** START OF Data for the task **

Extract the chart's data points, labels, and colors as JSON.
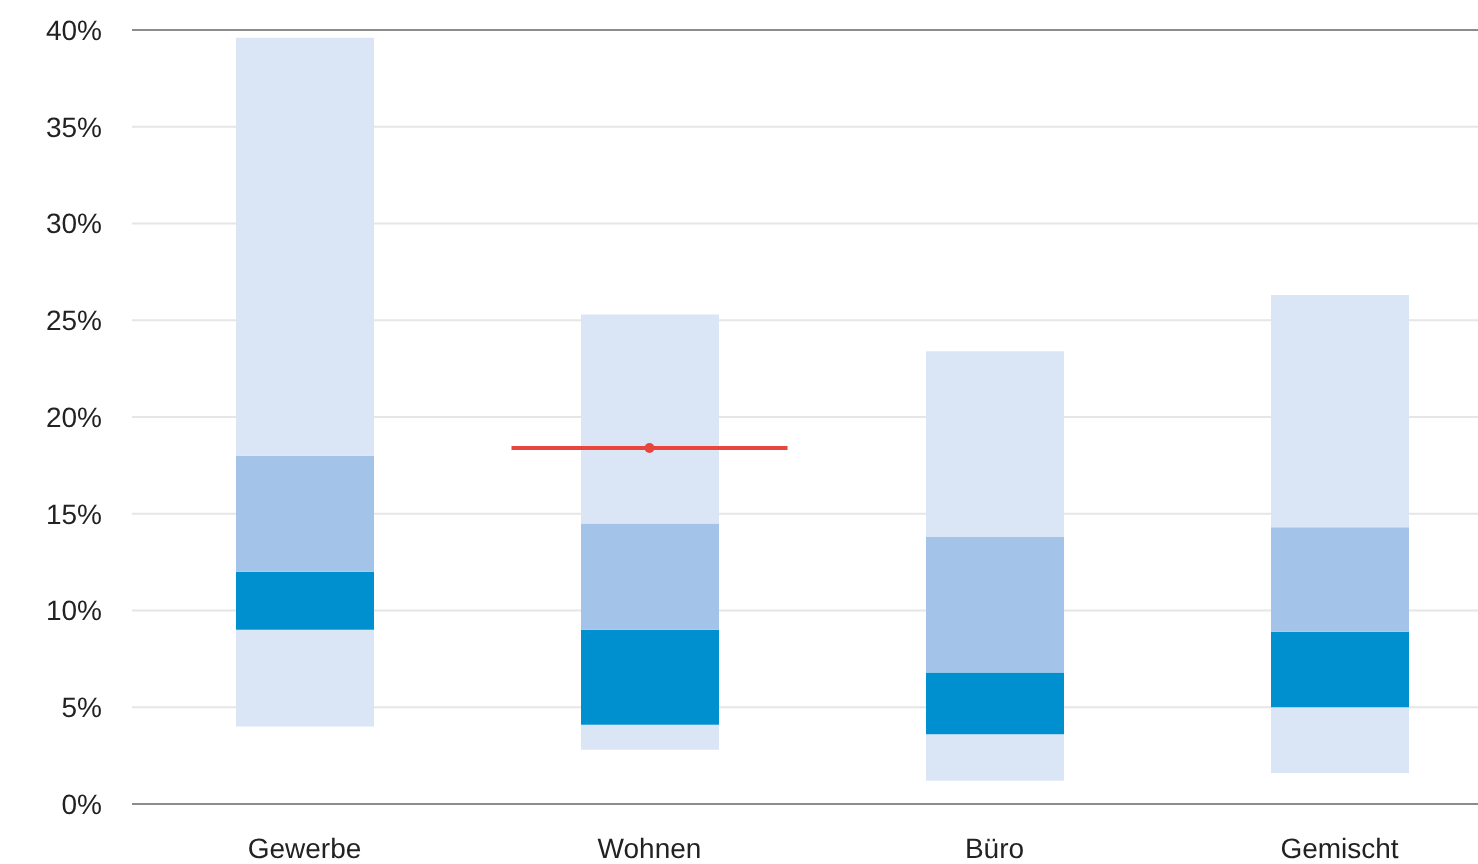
{
  "chart_data": {
    "type": "bar",
    "categories": [
      "Gewerbe",
      "Wohnen",
      "Büro",
      "Gemischt"
    ],
    "series": [
      {
        "color": "#dae6f5",
        "base": [
          4.0,
          2.8,
          1.2,
          1.6
        ],
        "values": [
          5.0,
          1.3,
          2.4,
          3.4
        ]
      },
      {
        "color": "#008fcf",
        "base": [
          9.0,
          4.1,
          3.6,
          5.0
        ],
        "values": [
          3.0,
          4.9,
          3.2,
          3.9
        ]
      },
      {
        "color": "#a3c3e8",
        "base": [
          12.0,
          9.0,
          6.8,
          8.9
        ],
        "values": [
          6.0,
          5.5,
          7.0,
          5.4
        ]
      },
      {
        "color": "#dae6f5",
        "base": [
          18.0,
          14.5,
          13.8,
          14.3
        ],
        "values": [
          21.6,
          10.8,
          9.6,
          12.0
        ]
      },
      {
        "type": "scatter",
        "color": "#e8453c",
        "values": [
          null,
          18.4,
          null,
          null
        ]
      }
    ],
    "ylim": [
      0,
      40
    ],
    "yticks": [
      {
        "value": 0,
        "label": "0%"
      },
      {
        "value": 5,
        "label": "5%"
      },
      {
        "value": 10,
        "label": "10%"
      },
      {
        "value": 15,
        "label": "15%"
      },
      {
        "value": 20,
        "label": "20%"
      },
      {
        "value": 25,
        "label": "25%"
      },
      {
        "value": 30,
        "label": "30%"
      },
      {
        "value": 35,
        "label": "35%"
      },
      {
        "value": 40,
        "label": "40%"
      }
    ],
    "grid": "y"
  }
}
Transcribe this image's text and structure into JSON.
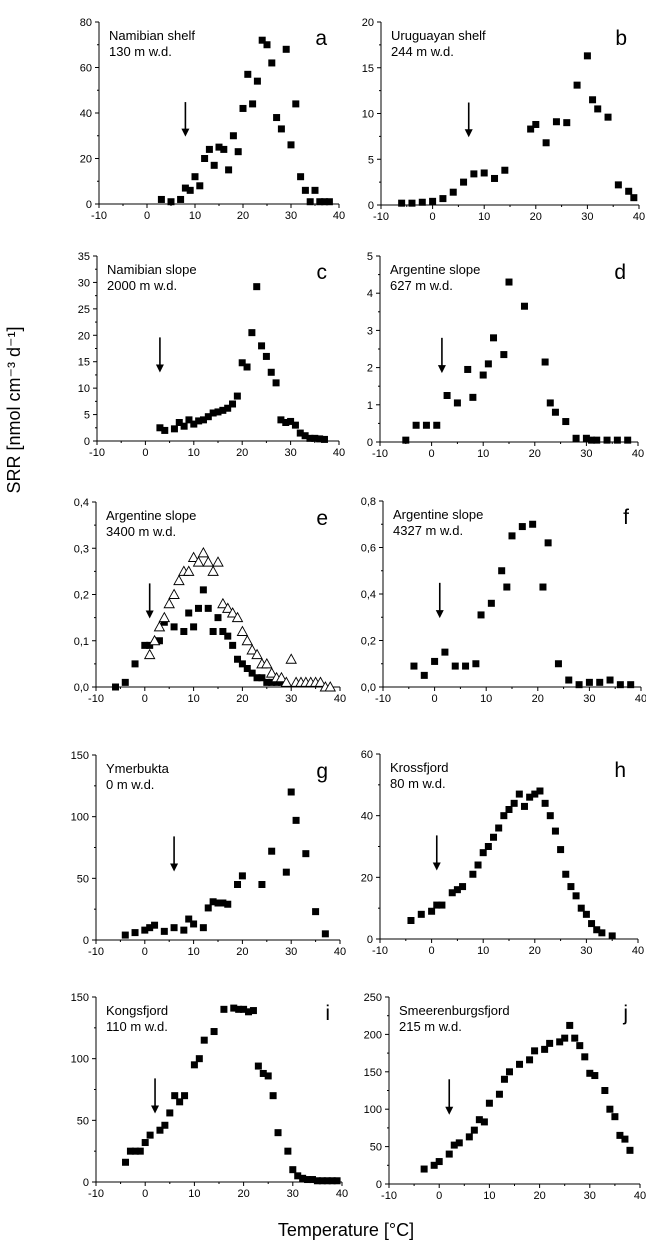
{
  "figure": {
    "ylabel": "SRR [nmol cm⁻³ d⁻¹]",
    "xlabel": "Temperature [°C]"
  },
  "chart_data": [
    {
      "type": "scatter",
      "id": "a",
      "letter": "a",
      "title": "Namibian shelf",
      "subtitle": "130 m w.d.",
      "xlim": [
        -10,
        40
      ],
      "ylim": [
        0,
        80
      ],
      "xticks": [
        "-10",
        "0",
        "10",
        "20",
        "30",
        "40"
      ],
      "yticks": [
        "0",
        "20",
        "40",
        "60",
        "80"
      ],
      "arrow_x": 8,
      "series": [
        {
          "marker": "square",
          "x": [
            3,
            5,
            7,
            8,
            9,
            10,
            11,
            12,
            13,
            14,
            15,
            16,
            17,
            18,
            19,
            20,
            21,
            22,
            23,
            24,
            25,
            26,
            27,
            28,
            29,
            30,
            31,
            32,
            33,
            34,
            35,
            36,
            37,
            38
          ],
          "y": [
            2,
            1,
            2,
            7,
            6,
            12,
            8,
            20,
            24,
            17,
            25,
            24,
            15,
            30,
            23,
            42,
            57,
            44,
            54,
            72,
            70,
            62,
            38,
            33,
            68,
            26,
            44,
            12,
            6,
            1,
            6,
            1,
            1,
            1
          ]
        }
      ]
    },
    {
      "type": "scatter",
      "id": "b",
      "letter": "b",
      "title": "Uruguayan shelf",
      "subtitle": "244 m w.d.",
      "xlim": [
        -10,
        40
      ],
      "ylim": [
        0,
        20
      ],
      "xticks": [
        "-10",
        "0",
        "10",
        "20",
        "30",
        "40"
      ],
      "yticks": [
        "0",
        "5",
        "10",
        "15",
        "20"
      ],
      "arrow_x": 7,
      "series": [
        {
          "marker": "square",
          "x": [
            -6,
            -4,
            -2,
            0,
            2,
            4,
            6,
            8,
            10,
            12,
            14,
            19,
            20,
            22,
            24,
            26,
            28,
            30,
            31,
            32,
            34,
            36,
            38,
            39
          ],
          "y": [
            0.2,
            0.2,
            0.3,
            0.4,
            0.7,
            1.4,
            2.5,
            3.4,
            3.5,
            2.9,
            3.8,
            8.3,
            8.8,
            6.8,
            9.1,
            9.0,
            13.1,
            16.3,
            11.5,
            10.5,
            9.6,
            2.2,
            1.5,
            0.8
          ]
        }
      ]
    },
    {
      "type": "scatter",
      "id": "c",
      "letter": "c",
      "title": "Namibian slope",
      "subtitle": "2000 m w.d.",
      "xlim": [
        -10,
        40
      ],
      "ylim": [
        0,
        35
      ],
      "xticks": [
        "-10",
        "0",
        "10",
        "20",
        "30",
        "40"
      ],
      "yticks": [
        "0",
        "5",
        "10",
        "15",
        "20",
        "25",
        "30",
        "35"
      ],
      "arrow_x": 3,
      "series": [
        {
          "marker": "square",
          "x": [
            3,
            4,
            6,
            7,
            8,
            9,
            10,
            11,
            12,
            13,
            14,
            15,
            16,
            17,
            18,
            19,
            20,
            21,
            22,
            23,
            24,
            25,
            26,
            27,
            28,
            29,
            30,
            31,
            32,
            33,
            34,
            35,
            36,
            37
          ],
          "y": [
            2.5,
            2,
            2.3,
            3.5,
            2.8,
            4,
            3.2,
            3.8,
            4,
            4.6,
            5.3,
            5.5,
            5.8,
            6.2,
            7,
            8.5,
            14.8,
            14,
            20.5,
            29.2,
            18,
            16,
            13,
            11,
            4,
            3.5,
            3.7,
            3,
            1.5,
            1,
            0.5,
            0.5,
            0.4,
            0.3
          ]
        }
      ]
    },
    {
      "type": "scatter",
      "id": "d",
      "letter": "d",
      "title": "Argentine slope",
      "subtitle": "627 m w.d.",
      "xlim": [
        -10,
        40
      ],
      "ylim": [
        0,
        5
      ],
      "xticks": [
        "-10",
        "0",
        "10",
        "20",
        "30",
        "40"
      ],
      "yticks": [
        "0",
        "1",
        "2",
        "3",
        "4",
        "5"
      ],
      "arrow_x": 2,
      "series": [
        {
          "marker": "square",
          "x": [
            -5,
            -3,
            -1,
            1,
            3,
            5,
            7,
            8,
            10,
            11,
            12,
            14,
            15,
            18,
            22,
            23,
            24,
            26,
            28,
            30,
            31,
            32,
            34,
            36,
            38
          ],
          "y": [
            0.05,
            0.45,
            0.45,
            0.45,
            1.25,
            1.05,
            1.95,
            1.2,
            1.8,
            2.1,
            2.8,
            2.35,
            4.3,
            3.65,
            2.15,
            1.05,
            0.8,
            0.55,
            0.1,
            0.1,
            0.05,
            0.05,
            0.05,
            0.05,
            0.05
          ]
        }
      ]
    },
    {
      "type": "scatter",
      "id": "e",
      "letter": "e",
      "title": "Argentine slope",
      "subtitle": "3400 m w.d.",
      "xlim": [
        -10,
        40
      ],
      "ylim": [
        0,
        0.4
      ],
      "xticks": [
        "-10",
        "0",
        "10",
        "20",
        "30",
        "40"
      ],
      "yticks": [
        "0,0",
        "0,1",
        "0,2",
        "0,3",
        "0,4"
      ],
      "arrow_x": 1,
      "series": [
        {
          "marker": "square",
          "x": [
            -6,
            -4,
            -2,
            0,
            1,
            3,
            4,
            6,
            8,
            9,
            10,
            11,
            12,
            13,
            14,
            15,
            16,
            17,
            18,
            19,
            20,
            21,
            22,
            23,
            24,
            25,
            26,
            27,
            28
          ],
          "y": [
            0.0,
            0.01,
            0.05,
            0.09,
            0.09,
            0.1,
            0.14,
            0.13,
            0.12,
            0.16,
            0.13,
            0.17,
            0.21,
            0.17,
            0.12,
            0.15,
            0.12,
            0.11,
            0.09,
            0.06,
            0.05,
            0.04,
            0.03,
            0.02,
            0.02,
            0.01,
            0.01,
            0.01,
            0.01
          ]
        },
        {
          "marker": "triangle",
          "x": [
            1,
            2,
            3,
            4,
            5,
            6,
            7,
            8,
            9,
            10,
            11,
            12,
            13,
            14,
            15,
            16,
            17,
            18,
            19,
            20,
            21,
            22,
            23,
            24,
            25,
            26,
            27,
            28,
            29,
            30,
            31,
            32,
            33,
            34,
            35,
            36,
            37,
            38
          ],
          "y": [
            0.07,
            0.1,
            0.13,
            0.15,
            0.18,
            0.2,
            0.23,
            0.25,
            0.25,
            0.28,
            0.27,
            0.29,
            0.27,
            0.25,
            0.27,
            0.18,
            0.17,
            0.16,
            0.15,
            0.12,
            0.1,
            0.08,
            0.07,
            0.05,
            0.05,
            0.03,
            0.02,
            0.02,
            0.01,
            0.06,
            0.01,
            0.01,
            0.01,
            0.01,
            0.01,
            0.01,
            0.0,
            0.0
          ]
        }
      ]
    },
    {
      "type": "scatter",
      "id": "f",
      "letter": "f",
      "title": "Argentine slope",
      "subtitle": "4327 m w.d.",
      "xlim": [
        -10,
        40
      ],
      "ylim": [
        0,
        0.8
      ],
      "xticks": [
        "-10",
        "0",
        "10",
        "20",
        "30",
        "40"
      ],
      "yticks": [
        "0,0",
        "0,2",
        "0,4",
        "0,6",
        "0,8"
      ],
      "arrow_x": 1,
      "series": [
        {
          "marker": "square",
          "x": [
            -4,
            -2,
            0,
            2,
            4,
            6,
            8,
            9,
            11,
            13,
            14,
            15,
            17,
            19,
            21,
            22,
            24,
            26,
            28,
            30,
            32,
            34,
            36,
            38
          ],
          "y": [
            0.09,
            0.05,
            0.11,
            0.15,
            0.09,
            0.09,
            0.1,
            0.31,
            0.36,
            0.5,
            0.43,
            0.65,
            0.69,
            0.7,
            0.43,
            0.62,
            0.1,
            0.03,
            0.01,
            0.02,
            0.02,
            0.03,
            0.01,
            0.01
          ]
        }
      ]
    },
    {
      "type": "scatter",
      "id": "g",
      "letter": "g",
      "title": "Ymerbukta",
      "subtitle": "0 m w.d.",
      "xlim": [
        -10,
        40
      ],
      "ylim": [
        0,
        150
      ],
      "xticks": [
        "-10",
        "0",
        "10",
        "20",
        "30",
        "40"
      ],
      "yticks": [
        "0",
        "50",
        "100",
        "150"
      ],
      "arrow_x": 6,
      "series": [
        {
          "marker": "square",
          "x": [
            -4,
            -2,
            0,
            1,
            2,
            4,
            6,
            8,
            9,
            10,
            12,
            13,
            14,
            15,
            16,
            17,
            19,
            20,
            24,
            26,
            29,
            30,
            31,
            33,
            35,
            37
          ],
          "y": [
            4,
            6,
            8,
            10,
            12,
            7,
            10,
            8,
            17,
            13,
            10,
            26,
            31,
            30,
            30,
            29,
            45,
            52,
            45,
            72,
            55,
            120,
            97,
            70,
            23,
            5
          ]
        }
      ]
    },
    {
      "type": "scatter",
      "id": "h",
      "letter": "h",
      "title": "Krossfjord",
      "subtitle": "80 m w.d.",
      "xlim": [
        -10,
        40
      ],
      "ylim": [
        0,
        60
      ],
      "xticks": [
        "-10",
        "0",
        "10",
        "20",
        "30",
        "40"
      ],
      "yticks": [
        "0",
        "20",
        "40",
        "60"
      ],
      "arrow_x": 1,
      "series": [
        {
          "marker": "square",
          "x": [
            -4,
            -2,
            0,
            1,
            2,
            4,
            5,
            6,
            8,
            9,
            10,
            11,
            12,
            13,
            14,
            15,
            16,
            17,
            18,
            19,
            20,
            21,
            22,
            23,
            24,
            25,
            26,
            27,
            28,
            29,
            30,
            31,
            32,
            33,
            35
          ],
          "y": [
            6,
            8,
            9,
            11,
            11,
            15,
            16,
            17,
            21,
            24,
            28,
            30,
            33,
            36,
            40,
            42,
            44,
            47,
            43,
            46,
            47,
            48,
            44,
            40,
            35,
            29,
            21,
            17,
            14,
            10,
            8,
            5,
            3,
            2,
            1
          ]
        }
      ]
    },
    {
      "type": "scatter",
      "id": "i",
      "letter": "i",
      "title": "Kongsfjord",
      "subtitle": "110 m w.d.",
      "xlim": [
        -10,
        40
      ],
      "ylim": [
        0,
        150
      ],
      "xticks": [
        "-10",
        "0",
        "10",
        "20",
        "30",
        "40"
      ],
      "yticks": [
        "0",
        "50",
        "100",
        "150"
      ],
      "arrow_x": 2,
      "series": [
        {
          "marker": "square",
          "x": [
            -4,
            -3,
            -2,
            -1,
            0,
            1,
            3,
            4,
            5,
            6,
            7,
            8,
            10,
            11,
            12,
            14,
            16,
            18,
            19,
            20,
            21,
            22,
            23,
            24,
            25,
            26,
            27,
            29,
            30,
            31,
            32,
            33,
            34,
            35,
            36,
            37,
            38,
            39
          ],
          "y": [
            16,
            25,
            25,
            25,
            32,
            38,
            42,
            46,
            56,
            70,
            65,
            70,
            95,
            100,
            115,
            122,
            140,
            141,
            140,
            140,
            138,
            139,
            94,
            88,
            86,
            70,
            40,
            25,
            10,
            5,
            3,
            2,
            2,
            1,
            1,
            1,
            1,
            1
          ]
        }
      ]
    },
    {
      "type": "scatter",
      "id": "j",
      "letter": "j",
      "title": "Smeerenburgsfjord",
      "subtitle": "215 m w.d.",
      "xlim": [
        -10,
        40
      ],
      "ylim": [
        0,
        250
      ],
      "xticks": [
        "-10",
        "0",
        "10",
        "20",
        "30",
        "40"
      ],
      "yticks": [
        "0",
        "50",
        "100",
        "150",
        "200",
        "250"
      ],
      "arrow_x": 2,
      "series": [
        {
          "marker": "square",
          "x": [
            -3,
            -1,
            0,
            2,
            3,
            4,
            6,
            7,
            8,
            9,
            10,
            12,
            13,
            14,
            16,
            18,
            19,
            21,
            22,
            24,
            25,
            26,
            27,
            28,
            29,
            30,
            31,
            33,
            34,
            35,
            36,
            37,
            38
          ],
          "y": [
            20,
            25,
            30,
            40,
            52,
            55,
            63,
            72,
            86,
            83,
            108,
            120,
            140,
            150,
            160,
            166,
            178,
            180,
            188,
            190,
            195,
            212,
            195,
            185,
            170,
            148,
            145,
            125,
            100,
            90,
            65,
            60,
            45
          ]
        }
      ]
    }
  ]
}
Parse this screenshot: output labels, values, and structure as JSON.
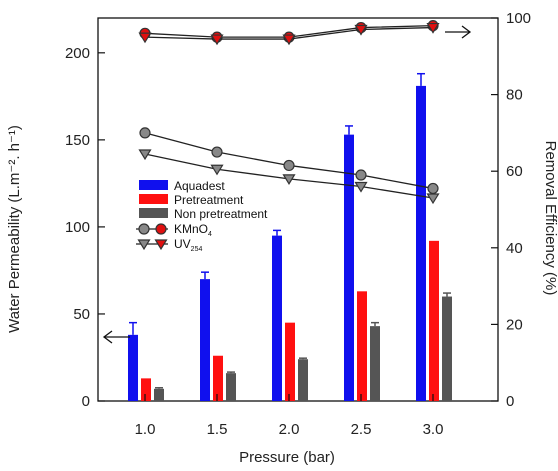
{
  "chart_data": {
    "type": "bar",
    "categories": [
      "1.0",
      "1.5",
      "2.0",
      "2.5",
      "3.0"
    ],
    "xlabel": "Pressure (bar)",
    "ylabel": "Water Permeability (L.m⁻². h⁻¹)",
    "y2label": "Removal Efficiency (%)",
    "ylim": [
      0,
      220
    ],
    "y2lim": [
      0,
      100
    ],
    "yticks": [
      0,
      50,
      100,
      150,
      200
    ],
    "y2ticks": [
      0,
      20,
      40,
      60,
      80,
      100
    ],
    "series": [
      {
        "name": "Aquadest",
        "kind": "bar",
        "axis": "left",
        "color": "#1010ee",
        "values": [
          38,
          70,
          95,
          153,
          181
        ],
        "errors": [
          7,
          4,
          3,
          5,
          7
        ]
      },
      {
        "name": "Pretreatment",
        "kind": "bar",
        "axis": "left",
        "color": "#ff1010",
        "values": [
          13,
          26,
          45,
          63,
          92
        ],
        "errors": [
          0,
          0,
          0,
          0,
          0
        ]
      },
      {
        "name": "Non pretreatment",
        "kind": "bar",
        "axis": "left",
        "color": "#555555",
        "values": [
          7,
          16,
          24,
          43,
          60
        ],
        "errors": [
          0.6,
          0.6,
          0.6,
          2,
          2
        ]
      },
      {
        "name": "KMnO",
        "name_sub": "4",
        "kind": "line",
        "axis": "right",
        "marker": "circle",
        "color": "#888888",
        "values": [
          70,
          65,
          61.5,
          59,
          55.5
        ]
      },
      {
        "name": "UV",
        "name_sub": "254",
        "kind": "line",
        "axis": "right",
        "marker": "triangle",
        "color": "#888888",
        "values": [
          64.5,
          60.5,
          58,
          56,
          53
        ]
      },
      {
        "name": "KMnO4 (pretreatment)",
        "kind": "line",
        "axis": "right",
        "marker": "circle",
        "color": "#e01010",
        "values": [
          96,
          95,
          95,
          97.5,
          98
        ]
      },
      {
        "name": "UV254 (pretreatment)",
        "kind": "line",
        "axis": "right",
        "marker": "triangle",
        "color": "#e01010",
        "values": [
          95,
          94.5,
          94.5,
          97,
          97.5
        ]
      }
    ],
    "legend_position": "center-left",
    "grid": false
  }
}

** END OF Data for the task **

▶ [Exercise requirements]:
Spot every line that holds "Namibian" and copy it.

▶ [Response to the task]:
      "title": "Namibian shelf",
      "title": "Namibian slope",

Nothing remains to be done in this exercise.